*Exercise brief:*
Gather, from the data below, each line in which the word "ответов" occurs.
>> begin Source data
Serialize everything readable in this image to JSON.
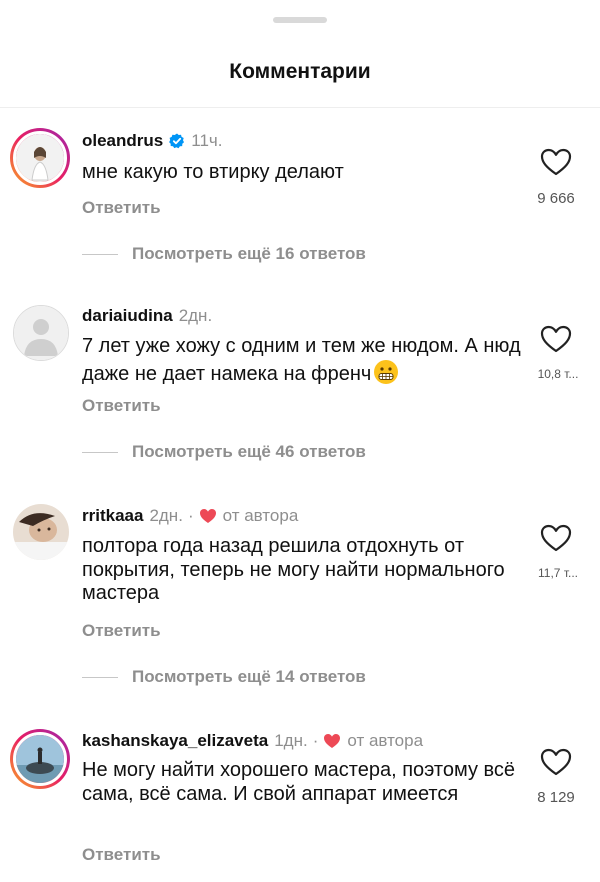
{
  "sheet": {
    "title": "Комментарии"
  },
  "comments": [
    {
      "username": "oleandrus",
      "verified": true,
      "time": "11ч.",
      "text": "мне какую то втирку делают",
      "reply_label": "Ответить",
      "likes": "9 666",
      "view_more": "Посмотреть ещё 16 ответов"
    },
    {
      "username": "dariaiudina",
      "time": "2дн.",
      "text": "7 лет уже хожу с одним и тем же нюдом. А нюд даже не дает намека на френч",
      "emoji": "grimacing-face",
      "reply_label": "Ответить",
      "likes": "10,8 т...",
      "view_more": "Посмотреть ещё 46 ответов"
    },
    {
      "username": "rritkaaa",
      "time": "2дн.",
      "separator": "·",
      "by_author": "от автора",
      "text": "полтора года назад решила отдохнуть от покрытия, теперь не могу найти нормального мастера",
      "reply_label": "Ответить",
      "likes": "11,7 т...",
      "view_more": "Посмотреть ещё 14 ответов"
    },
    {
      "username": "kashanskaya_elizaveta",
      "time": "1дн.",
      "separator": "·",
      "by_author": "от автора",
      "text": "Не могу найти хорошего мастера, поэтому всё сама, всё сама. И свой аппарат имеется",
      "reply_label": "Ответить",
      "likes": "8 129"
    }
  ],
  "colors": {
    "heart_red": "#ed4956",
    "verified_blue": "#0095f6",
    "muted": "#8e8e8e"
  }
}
>> end Source data
*Full solution:*
      "view_more": "Посмотреть ещё 16 ответов"
      "view_more": "Посмотреть ещё 46 ответов"
      "view_more": "Посмотреть ещё 14 ответов"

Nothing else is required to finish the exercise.